►
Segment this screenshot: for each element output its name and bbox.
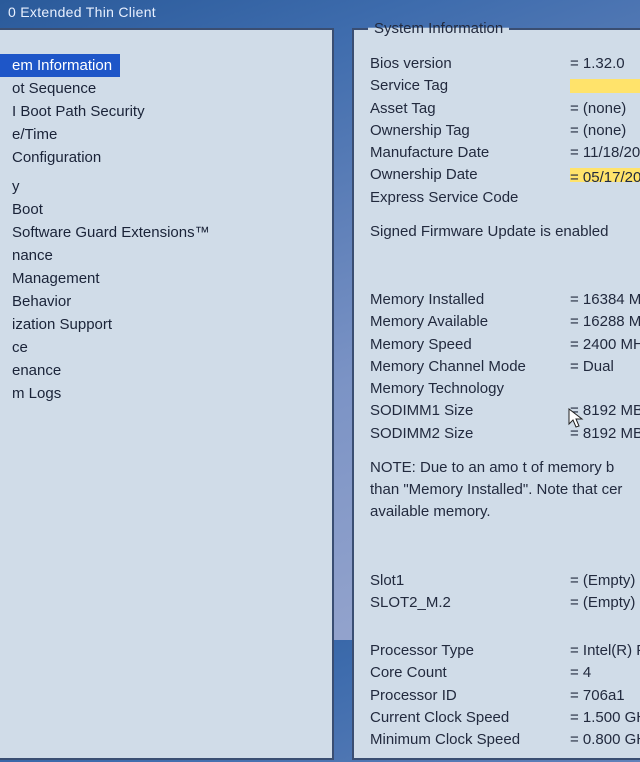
system-information-pane: System Information Bios version = 1.32.0… bbox=[352, 28, 640, 760]
settings-nav: em Information ot Sequence I Boot Path S… bbox=[0, 30, 332, 405]
value-asset-tag: = (none) bbox=[570, 99, 626, 119]
nav-item-performance[interactable]: nance bbox=[0, 244, 332, 267]
row-memory-technology: Memory Technology bbox=[370, 379, 640, 399]
label-service-tag: Service Tag bbox=[370, 76, 570, 96]
label-core-count: Core Count bbox=[370, 663, 570, 683]
value-ownership-tag: = (none) bbox=[570, 121, 626, 141]
nav-item-security[interactable]: y bbox=[0, 175, 332, 198]
row-minimum-clock: Minimum Clock Speed = 0.800 GH bbox=[370, 730, 640, 750]
row-processor-id: Processor ID = 706a1 bbox=[370, 686, 640, 706]
row-sodimm2: SODIMM2 Size = 8192 MB bbox=[370, 424, 640, 444]
value-processor-id: = 706a1 bbox=[570, 686, 625, 706]
value-core-count: = 4 bbox=[570, 663, 591, 683]
value-sodimm2: = 8192 MB bbox=[570, 424, 640, 444]
label-processor-id: Processor ID bbox=[370, 686, 570, 706]
nav-item-virtualization-support[interactable]: ization Support bbox=[0, 313, 332, 336]
settings-tree-pane: em Information ot Sequence I Boot Path S… bbox=[0, 28, 334, 760]
nav-item-system-information[interactable]: em Information bbox=[0, 54, 120, 77]
label-memory-available: Memory Available bbox=[370, 312, 570, 332]
signed-firmware-text: Signed Firmware Update is enabled bbox=[370, 222, 640, 242]
redaction-highlight: = 05/17/20 bbox=[570, 168, 640, 182]
label-bios-version: Bios version bbox=[370, 54, 570, 74]
value-slot1: = (Empty) bbox=[570, 571, 635, 591]
label-asset-tag: Asset Tag bbox=[370, 99, 570, 119]
row-asset-tag: Asset Tag = (none) bbox=[370, 99, 640, 119]
value-processor-type: = Intel(R) Pe bbox=[570, 641, 640, 661]
row-express-service-code: Express Service Code bbox=[370, 188, 640, 208]
row-slot1: Slot1 = (Empty) bbox=[370, 571, 640, 591]
value-sodimm1: = 8192 MB bbox=[570, 401, 640, 421]
redaction-highlight bbox=[570, 79, 640, 93]
label-slot2: SLOT2_M.2 bbox=[370, 593, 570, 613]
info-body: Bios version = 1.32.0 Service Tag Asset … bbox=[354, 30, 640, 762]
nav-item-date-time[interactable]: e/Time bbox=[0, 123, 332, 146]
value-memory-channel: = Dual bbox=[570, 357, 614, 377]
nav-item-post-behavior[interactable]: Behavior bbox=[0, 290, 332, 313]
row-current-clock: Current Clock Speed = 1.500 GH bbox=[370, 708, 640, 728]
row-processor-type: Processor Type = Intel(R) Pe bbox=[370, 641, 640, 661]
row-memory-available: Memory Available = 16288 M bbox=[370, 312, 640, 332]
label-memory-installed: Memory Installed bbox=[370, 290, 570, 310]
nav-item-wireless[interactable]: ce bbox=[0, 336, 332, 359]
value-manufacture-date: = 11/18/20 bbox=[570, 143, 640, 163]
row-core-count: Core Count = 4 bbox=[370, 663, 640, 683]
row-sodimm1: SODIMM1 Size = 8192 MB bbox=[370, 401, 640, 421]
row-bios-version: Bios version = 1.32.0 bbox=[370, 54, 640, 74]
memory-note-line3: available memory. bbox=[370, 502, 640, 522]
row-manufacture-date: Manufacture Date = 11/18/20 bbox=[370, 143, 640, 163]
value-ownership-date: = 05/17/20 bbox=[570, 165, 640, 185]
label-minimum-clock: Minimum Clock Speed bbox=[370, 730, 570, 750]
row-memory-channel: Memory Channel Mode = Dual bbox=[370, 357, 640, 377]
nav-item-sgx[interactable]: Software Guard Extensions™ bbox=[0, 221, 332, 244]
label-memory-technology: Memory Technology bbox=[370, 379, 570, 399]
nav-item-boot-sequence[interactable]: ot Sequence bbox=[0, 77, 332, 100]
bios-panes: em Information ot Sequence I Boot Path S… bbox=[0, 28, 640, 760]
row-memory-speed: Memory Speed = 2400 MH bbox=[370, 335, 640, 355]
value-memory-available: = 16288 M bbox=[570, 312, 640, 332]
label-express-service-code: Express Service Code bbox=[370, 188, 570, 208]
row-memory-installed: Memory Installed = 16384 M bbox=[370, 290, 640, 310]
label-sodimm2: SODIMM2 Size bbox=[370, 424, 570, 444]
label-current-clock: Current Clock Speed bbox=[370, 708, 570, 728]
pane-legend: System Information bbox=[368, 20, 509, 37]
value-service-tag bbox=[570, 76, 640, 96]
row-service-tag: Service Tag bbox=[370, 76, 640, 96]
window-title: 0 Extended Thin Client bbox=[0, 0, 640, 28]
value-memory-installed: = 16384 M bbox=[570, 290, 640, 310]
nav-item-power-management[interactable]: Management bbox=[0, 267, 332, 290]
label-slot1: Slot1 bbox=[370, 571, 570, 591]
nav-item-system-configuration[interactable]: Configuration bbox=[0, 146, 332, 169]
nav-item-maintenance[interactable]: enance bbox=[0, 359, 332, 382]
value-bios-version: = 1.32.0 bbox=[570, 54, 625, 74]
label-processor-type: Processor Type bbox=[370, 641, 570, 661]
label-memory-channel: Memory Channel Mode bbox=[370, 357, 570, 377]
label-manufacture-date: Manufacture Date bbox=[370, 143, 570, 163]
label-memory-speed: Memory Speed bbox=[370, 335, 570, 355]
row-ownership-tag: Ownership Tag = (none) bbox=[370, 121, 640, 141]
label-ownership-date: Ownership Date bbox=[370, 165, 570, 185]
nav-item-secure-boot[interactable]: Boot bbox=[0, 198, 332, 221]
nav-item-uefi-boot-path-security[interactable]: I Boot Path Security bbox=[0, 100, 332, 123]
label-sodimm1: SODIMM1 Size bbox=[370, 401, 570, 421]
nav-item-system-logs[interactable]: m Logs bbox=[0, 382, 332, 405]
row-ownership-date: Ownership Date = 05/17/20 bbox=[370, 165, 640, 185]
memory-note-line2: than "Memory Installed". Note that cer bbox=[370, 480, 640, 500]
value-slot2: = (Empty) bbox=[570, 593, 635, 613]
memory-note-line1: NOTE: Due to an amo t of memory b bbox=[370, 458, 640, 478]
label-ownership-tag: Ownership Tag bbox=[370, 121, 570, 141]
row-slot2: SLOT2_M.2 = (Empty) bbox=[370, 593, 640, 613]
value-current-clock: = 1.500 GH bbox=[570, 708, 640, 728]
value-memory-speed: = 2400 MH bbox=[570, 335, 640, 355]
value-minimum-clock: = 0.800 GH bbox=[570, 730, 640, 750]
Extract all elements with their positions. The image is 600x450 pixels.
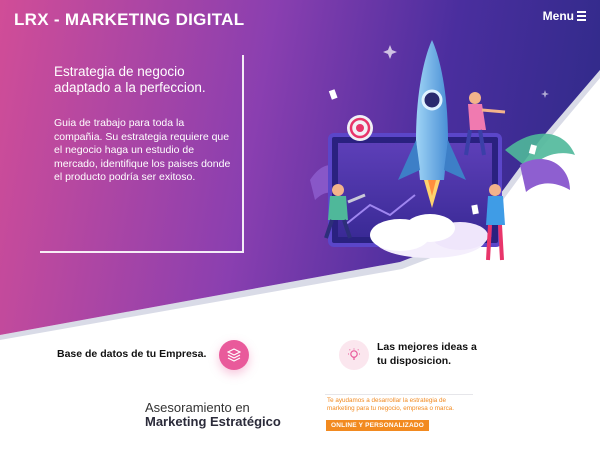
feature-ideas-label: Las mejores ideas a tu disposicion.	[377, 341, 477, 367]
hamburger-icon	[577, 11, 586, 21]
brand-title[interactable]: LRX - MARKETING DIGITAL	[14, 10, 244, 30]
advisory-subtitle: Marketing Estratégico	[145, 414, 281, 429]
rocket-illustration	[310, 40, 575, 261]
lightbulb-icon	[339, 340, 369, 370]
offer-text: Te ayudamos a desarrollar la estrategia …	[327, 397, 455, 412]
intro-title: Estrategia de negocio adaptado a la perf…	[54, 64, 206, 95]
feature-database-label: Base de datos de tu Empresa.	[57, 348, 207, 360]
advisory-title: Asesoramiento en	[145, 400, 250, 415]
intro-text: Guia de trabajo para toda la compañia. S…	[54, 117, 231, 183]
offer-divider	[325, 394, 473, 395]
menu-label: Menu	[542, 9, 574, 23]
menu-button[interactable]: Menu	[543, 9, 586, 23]
layers-icon	[219, 340, 249, 370]
online-badge[interactable]: ONLINE Y PERSONALIZADO	[326, 420, 430, 431]
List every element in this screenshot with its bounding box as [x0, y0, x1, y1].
◄
§ Exercise details
Copy the material from the line with "system-information-pane: System Information" to the line with "label-service-tag: Service Tag", keeping each line the same as on the page.

§ Exercise solution
system-information-pane: System Information Bios version = 1.32.0… bbox=[352, 28, 640, 760]
settings-nav: em Information ot Sequence I Boot Path S… bbox=[0, 30, 332, 405]
value-asset-tag: = (none) bbox=[570, 99, 626, 119]
nav-item-performance[interactable]: nance bbox=[0, 244, 332, 267]
row-memory-technology: Memory Technology bbox=[370, 379, 640, 399]
label-service-tag: Service Tag bbox=[370, 76, 570, 96]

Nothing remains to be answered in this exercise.